[Alıştırma 1]: Metin bölümünde kişi adları dışında hangi özel adlar geçiyor?
[Alıştırma 2]: Çıkarılan kayıtlardaki girdileri, en baştaki satırdan "vanity-room xyxy=(592,699,713,771)" içeren satıra kadar, o satır da dahil olmak üzere birebir yeniden yazar mısın?

[Metin Bölümü]:
»»

Kara Kadans söyleşi serisinde bu kez konuğum bir müzik yazarı. Şeyma Akgöz adı ile çok geç de olsa ilk kez, Kargalar söyleşisine hazırlanırken Nugo Sebil’in Kumadam projesine ilişkin yayımladığı röportajla karşılaştım. Bu öyle bir röportajdı ki, sadece müziği aracılığıyla tanıdığım birinin zihin dünyasında neler olduğunu daha iyi anlamama ve yaptığı müziği hangi sözlerle anlattığını önceden keşfetmeme çok yardımcı oldu. Bu, benim de söyleşilerle yaratmayı hedeflediğim bağ kurma girişimine çok benziyordu. Ardından, Şeyma’nın Voodoo Noise web sitesini karıştırmaya başladığımda içinde keşfedecek çok şey, arkasında önemli bir birikim ve tek kişinin altından kalkmasının zor olduğunu bildiğim kıymetli bir emek gördüm.

««

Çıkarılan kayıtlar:
»»

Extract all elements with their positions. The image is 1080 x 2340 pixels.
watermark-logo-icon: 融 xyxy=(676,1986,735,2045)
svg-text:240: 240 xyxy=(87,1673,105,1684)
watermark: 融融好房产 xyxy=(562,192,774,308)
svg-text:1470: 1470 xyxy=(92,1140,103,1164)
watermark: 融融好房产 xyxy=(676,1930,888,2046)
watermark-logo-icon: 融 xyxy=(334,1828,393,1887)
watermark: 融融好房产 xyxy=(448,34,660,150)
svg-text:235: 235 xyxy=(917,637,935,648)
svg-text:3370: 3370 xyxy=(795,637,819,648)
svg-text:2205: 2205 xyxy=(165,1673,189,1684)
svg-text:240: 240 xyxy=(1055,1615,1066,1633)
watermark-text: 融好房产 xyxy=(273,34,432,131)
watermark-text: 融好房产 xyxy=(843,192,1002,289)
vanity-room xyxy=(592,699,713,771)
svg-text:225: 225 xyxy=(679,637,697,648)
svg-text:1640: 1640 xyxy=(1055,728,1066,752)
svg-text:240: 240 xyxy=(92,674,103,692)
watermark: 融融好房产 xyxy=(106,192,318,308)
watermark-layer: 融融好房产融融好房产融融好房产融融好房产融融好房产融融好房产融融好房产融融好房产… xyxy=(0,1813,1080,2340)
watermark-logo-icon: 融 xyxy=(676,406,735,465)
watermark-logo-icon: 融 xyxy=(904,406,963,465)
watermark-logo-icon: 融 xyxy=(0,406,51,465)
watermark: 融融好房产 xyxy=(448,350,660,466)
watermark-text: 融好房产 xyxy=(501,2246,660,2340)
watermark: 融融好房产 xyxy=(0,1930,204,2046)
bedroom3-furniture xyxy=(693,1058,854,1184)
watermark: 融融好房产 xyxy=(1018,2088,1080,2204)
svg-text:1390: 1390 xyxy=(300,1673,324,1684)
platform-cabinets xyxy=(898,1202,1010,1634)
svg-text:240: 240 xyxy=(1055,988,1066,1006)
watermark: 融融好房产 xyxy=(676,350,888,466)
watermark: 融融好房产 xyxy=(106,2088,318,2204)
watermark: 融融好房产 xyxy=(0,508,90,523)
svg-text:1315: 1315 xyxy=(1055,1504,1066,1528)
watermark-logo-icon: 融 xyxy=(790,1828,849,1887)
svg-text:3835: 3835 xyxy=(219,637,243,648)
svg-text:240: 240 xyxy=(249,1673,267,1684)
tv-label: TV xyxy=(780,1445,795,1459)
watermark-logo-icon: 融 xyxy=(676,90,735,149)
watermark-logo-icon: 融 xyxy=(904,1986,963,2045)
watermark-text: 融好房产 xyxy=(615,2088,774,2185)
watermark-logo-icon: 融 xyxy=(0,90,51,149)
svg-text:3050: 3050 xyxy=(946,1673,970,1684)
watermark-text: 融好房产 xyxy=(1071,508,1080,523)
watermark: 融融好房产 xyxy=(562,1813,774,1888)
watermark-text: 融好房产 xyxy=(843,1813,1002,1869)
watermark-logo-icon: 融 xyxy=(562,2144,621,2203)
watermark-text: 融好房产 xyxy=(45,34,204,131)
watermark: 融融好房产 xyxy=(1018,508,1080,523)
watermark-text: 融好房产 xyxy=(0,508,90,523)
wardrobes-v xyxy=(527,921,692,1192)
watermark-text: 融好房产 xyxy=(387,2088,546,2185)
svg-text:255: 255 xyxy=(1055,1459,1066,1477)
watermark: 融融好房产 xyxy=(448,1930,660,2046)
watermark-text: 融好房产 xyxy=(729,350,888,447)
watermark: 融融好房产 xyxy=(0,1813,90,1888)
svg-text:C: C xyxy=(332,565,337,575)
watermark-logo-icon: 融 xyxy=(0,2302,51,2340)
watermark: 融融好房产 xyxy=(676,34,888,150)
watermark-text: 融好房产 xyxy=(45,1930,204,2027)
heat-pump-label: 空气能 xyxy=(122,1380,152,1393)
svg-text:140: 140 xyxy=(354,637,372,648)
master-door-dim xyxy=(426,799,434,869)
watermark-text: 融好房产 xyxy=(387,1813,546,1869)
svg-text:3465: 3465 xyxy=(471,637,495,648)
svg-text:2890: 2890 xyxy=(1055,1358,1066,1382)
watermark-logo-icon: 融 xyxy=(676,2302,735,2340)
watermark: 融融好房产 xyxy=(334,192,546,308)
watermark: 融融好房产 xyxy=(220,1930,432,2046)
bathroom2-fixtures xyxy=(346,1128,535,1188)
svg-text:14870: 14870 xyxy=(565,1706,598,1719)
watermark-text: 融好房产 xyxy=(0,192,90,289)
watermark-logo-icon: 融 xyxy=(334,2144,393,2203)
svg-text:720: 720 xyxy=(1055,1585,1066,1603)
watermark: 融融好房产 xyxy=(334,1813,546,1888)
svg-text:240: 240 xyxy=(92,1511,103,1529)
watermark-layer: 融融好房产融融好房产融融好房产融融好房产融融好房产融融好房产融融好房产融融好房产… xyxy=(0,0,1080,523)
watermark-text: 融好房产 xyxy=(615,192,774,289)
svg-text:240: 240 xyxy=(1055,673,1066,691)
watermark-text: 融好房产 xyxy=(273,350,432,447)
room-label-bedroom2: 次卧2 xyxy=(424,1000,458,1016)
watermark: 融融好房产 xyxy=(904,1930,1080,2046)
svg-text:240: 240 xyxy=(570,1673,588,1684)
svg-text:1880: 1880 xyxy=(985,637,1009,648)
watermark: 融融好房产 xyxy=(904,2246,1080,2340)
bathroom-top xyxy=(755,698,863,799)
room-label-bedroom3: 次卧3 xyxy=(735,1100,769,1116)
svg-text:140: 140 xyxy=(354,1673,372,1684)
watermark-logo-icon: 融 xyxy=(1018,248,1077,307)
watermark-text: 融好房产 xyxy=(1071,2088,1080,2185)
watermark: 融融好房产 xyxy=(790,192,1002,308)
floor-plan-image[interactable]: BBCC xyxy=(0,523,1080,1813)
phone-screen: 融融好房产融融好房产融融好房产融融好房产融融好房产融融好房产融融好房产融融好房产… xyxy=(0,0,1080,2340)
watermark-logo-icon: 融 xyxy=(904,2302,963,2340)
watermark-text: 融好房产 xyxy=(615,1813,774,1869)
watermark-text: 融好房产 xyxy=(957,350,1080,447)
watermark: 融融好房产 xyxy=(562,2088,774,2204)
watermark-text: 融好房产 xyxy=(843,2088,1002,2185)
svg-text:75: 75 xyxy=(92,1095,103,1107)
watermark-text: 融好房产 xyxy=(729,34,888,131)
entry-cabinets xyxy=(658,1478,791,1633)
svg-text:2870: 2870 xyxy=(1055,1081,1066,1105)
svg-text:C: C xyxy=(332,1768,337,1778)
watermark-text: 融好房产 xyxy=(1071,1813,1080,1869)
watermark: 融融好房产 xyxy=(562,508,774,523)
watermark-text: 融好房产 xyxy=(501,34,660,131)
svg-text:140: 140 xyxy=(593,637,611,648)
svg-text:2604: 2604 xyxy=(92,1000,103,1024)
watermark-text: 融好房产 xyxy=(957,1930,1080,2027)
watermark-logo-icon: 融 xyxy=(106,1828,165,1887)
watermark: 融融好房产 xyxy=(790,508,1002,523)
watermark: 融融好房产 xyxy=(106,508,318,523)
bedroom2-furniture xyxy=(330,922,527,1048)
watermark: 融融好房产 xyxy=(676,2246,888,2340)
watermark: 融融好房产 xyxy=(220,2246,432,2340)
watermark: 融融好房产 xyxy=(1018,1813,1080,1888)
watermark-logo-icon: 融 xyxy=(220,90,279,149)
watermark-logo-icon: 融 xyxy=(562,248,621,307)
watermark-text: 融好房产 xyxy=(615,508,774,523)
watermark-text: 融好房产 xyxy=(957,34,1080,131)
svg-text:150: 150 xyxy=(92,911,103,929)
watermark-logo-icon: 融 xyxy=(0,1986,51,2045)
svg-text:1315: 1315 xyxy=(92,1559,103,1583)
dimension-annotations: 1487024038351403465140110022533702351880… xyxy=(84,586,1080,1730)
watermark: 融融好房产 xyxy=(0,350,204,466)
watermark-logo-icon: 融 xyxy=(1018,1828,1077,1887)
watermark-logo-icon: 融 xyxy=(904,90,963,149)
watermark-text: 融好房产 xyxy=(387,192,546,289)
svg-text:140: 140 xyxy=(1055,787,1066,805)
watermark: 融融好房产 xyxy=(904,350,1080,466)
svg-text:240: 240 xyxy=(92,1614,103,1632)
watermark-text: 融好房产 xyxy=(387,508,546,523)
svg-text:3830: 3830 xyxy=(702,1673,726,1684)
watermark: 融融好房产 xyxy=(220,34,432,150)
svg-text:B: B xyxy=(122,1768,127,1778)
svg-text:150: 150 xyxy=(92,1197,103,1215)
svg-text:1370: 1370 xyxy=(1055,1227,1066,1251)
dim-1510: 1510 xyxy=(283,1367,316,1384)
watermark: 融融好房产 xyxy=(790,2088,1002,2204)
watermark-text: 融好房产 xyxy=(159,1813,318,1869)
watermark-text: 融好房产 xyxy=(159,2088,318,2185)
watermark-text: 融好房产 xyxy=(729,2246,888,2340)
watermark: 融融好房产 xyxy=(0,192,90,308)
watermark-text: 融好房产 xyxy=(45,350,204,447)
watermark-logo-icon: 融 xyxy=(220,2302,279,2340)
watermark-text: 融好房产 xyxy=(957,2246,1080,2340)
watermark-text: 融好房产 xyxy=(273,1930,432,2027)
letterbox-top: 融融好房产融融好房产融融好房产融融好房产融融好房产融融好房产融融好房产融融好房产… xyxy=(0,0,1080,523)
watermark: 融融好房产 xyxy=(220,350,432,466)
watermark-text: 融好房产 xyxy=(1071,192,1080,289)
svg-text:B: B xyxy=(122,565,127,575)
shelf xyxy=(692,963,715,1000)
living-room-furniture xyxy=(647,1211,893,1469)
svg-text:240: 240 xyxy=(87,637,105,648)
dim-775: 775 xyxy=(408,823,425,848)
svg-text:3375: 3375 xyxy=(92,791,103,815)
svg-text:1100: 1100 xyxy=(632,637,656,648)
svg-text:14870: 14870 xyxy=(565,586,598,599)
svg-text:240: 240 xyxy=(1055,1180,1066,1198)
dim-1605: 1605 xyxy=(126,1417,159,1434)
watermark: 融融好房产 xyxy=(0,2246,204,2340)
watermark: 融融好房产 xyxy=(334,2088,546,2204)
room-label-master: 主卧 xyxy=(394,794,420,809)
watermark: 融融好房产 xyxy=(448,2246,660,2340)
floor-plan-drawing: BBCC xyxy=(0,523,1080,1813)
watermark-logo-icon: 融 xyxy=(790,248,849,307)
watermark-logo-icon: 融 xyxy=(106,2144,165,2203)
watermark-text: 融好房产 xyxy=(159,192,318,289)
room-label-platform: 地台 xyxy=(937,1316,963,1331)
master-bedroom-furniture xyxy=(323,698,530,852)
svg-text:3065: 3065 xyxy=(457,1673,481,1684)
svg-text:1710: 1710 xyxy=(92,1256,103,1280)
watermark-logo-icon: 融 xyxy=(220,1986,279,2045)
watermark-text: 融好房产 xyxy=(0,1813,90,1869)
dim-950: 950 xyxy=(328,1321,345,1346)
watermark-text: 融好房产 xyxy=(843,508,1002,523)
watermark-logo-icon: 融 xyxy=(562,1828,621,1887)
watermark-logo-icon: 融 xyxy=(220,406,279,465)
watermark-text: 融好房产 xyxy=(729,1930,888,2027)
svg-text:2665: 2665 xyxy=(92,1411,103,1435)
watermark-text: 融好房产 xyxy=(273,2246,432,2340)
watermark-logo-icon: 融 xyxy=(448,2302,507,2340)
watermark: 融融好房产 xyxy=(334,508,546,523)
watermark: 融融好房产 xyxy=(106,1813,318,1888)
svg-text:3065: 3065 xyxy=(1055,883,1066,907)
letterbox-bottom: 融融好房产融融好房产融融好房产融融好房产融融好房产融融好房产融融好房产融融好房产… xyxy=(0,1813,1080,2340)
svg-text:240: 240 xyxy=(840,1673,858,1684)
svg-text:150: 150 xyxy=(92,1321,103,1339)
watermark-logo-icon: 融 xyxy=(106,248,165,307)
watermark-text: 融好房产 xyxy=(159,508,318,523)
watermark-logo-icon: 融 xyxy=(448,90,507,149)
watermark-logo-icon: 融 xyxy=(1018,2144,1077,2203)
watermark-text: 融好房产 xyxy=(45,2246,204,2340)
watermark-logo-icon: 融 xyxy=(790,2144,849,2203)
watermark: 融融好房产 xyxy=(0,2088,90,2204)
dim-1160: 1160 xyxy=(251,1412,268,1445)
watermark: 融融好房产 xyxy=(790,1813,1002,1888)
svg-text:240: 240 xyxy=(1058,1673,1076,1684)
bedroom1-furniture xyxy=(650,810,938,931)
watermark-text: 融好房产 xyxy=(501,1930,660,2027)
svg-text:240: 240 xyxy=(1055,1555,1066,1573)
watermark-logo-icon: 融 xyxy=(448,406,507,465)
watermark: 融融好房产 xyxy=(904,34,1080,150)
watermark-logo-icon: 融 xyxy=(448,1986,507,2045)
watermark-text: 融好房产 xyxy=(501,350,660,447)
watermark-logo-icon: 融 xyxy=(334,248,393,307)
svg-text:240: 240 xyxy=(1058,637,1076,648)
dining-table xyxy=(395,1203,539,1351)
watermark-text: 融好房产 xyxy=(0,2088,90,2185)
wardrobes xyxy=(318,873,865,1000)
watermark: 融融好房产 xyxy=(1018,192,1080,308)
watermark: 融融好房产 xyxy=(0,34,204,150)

««

[Görev Çıktısı 1]: Kara Kadans, Kargalar, Kumadam, Voodoo Noise

[Görev Çıktısı 2]:
Extract all elements with their positions. The image is 1080 x 2340 pixels.
watermark-logo-icon: 融 xyxy=(676,1986,735,2045)
svg-text:240: 240 xyxy=(87,1673,105,1684)
watermark: 融融好房产 xyxy=(562,192,774,308)
svg-text:1470: 1470 xyxy=(92,1140,103,1164)
watermark: 融融好房产 xyxy=(676,1930,888,2046)
watermark-logo-icon: 融 xyxy=(334,1828,393,1887)
watermark: 融融好房产 xyxy=(448,34,660,150)
svg-text:235: 235 xyxy=(917,637,935,648)
svg-text:3370: 3370 xyxy=(795,637,819,648)
svg-text:2205: 2205 xyxy=(165,1673,189,1684)
svg-text:240: 240 xyxy=(1055,1615,1066,1633)
watermark-text: 融好房产 xyxy=(273,34,432,131)
watermark-text: 融好房产 xyxy=(843,192,1002,289)
vanity-room xyxy=(592,699,713,771)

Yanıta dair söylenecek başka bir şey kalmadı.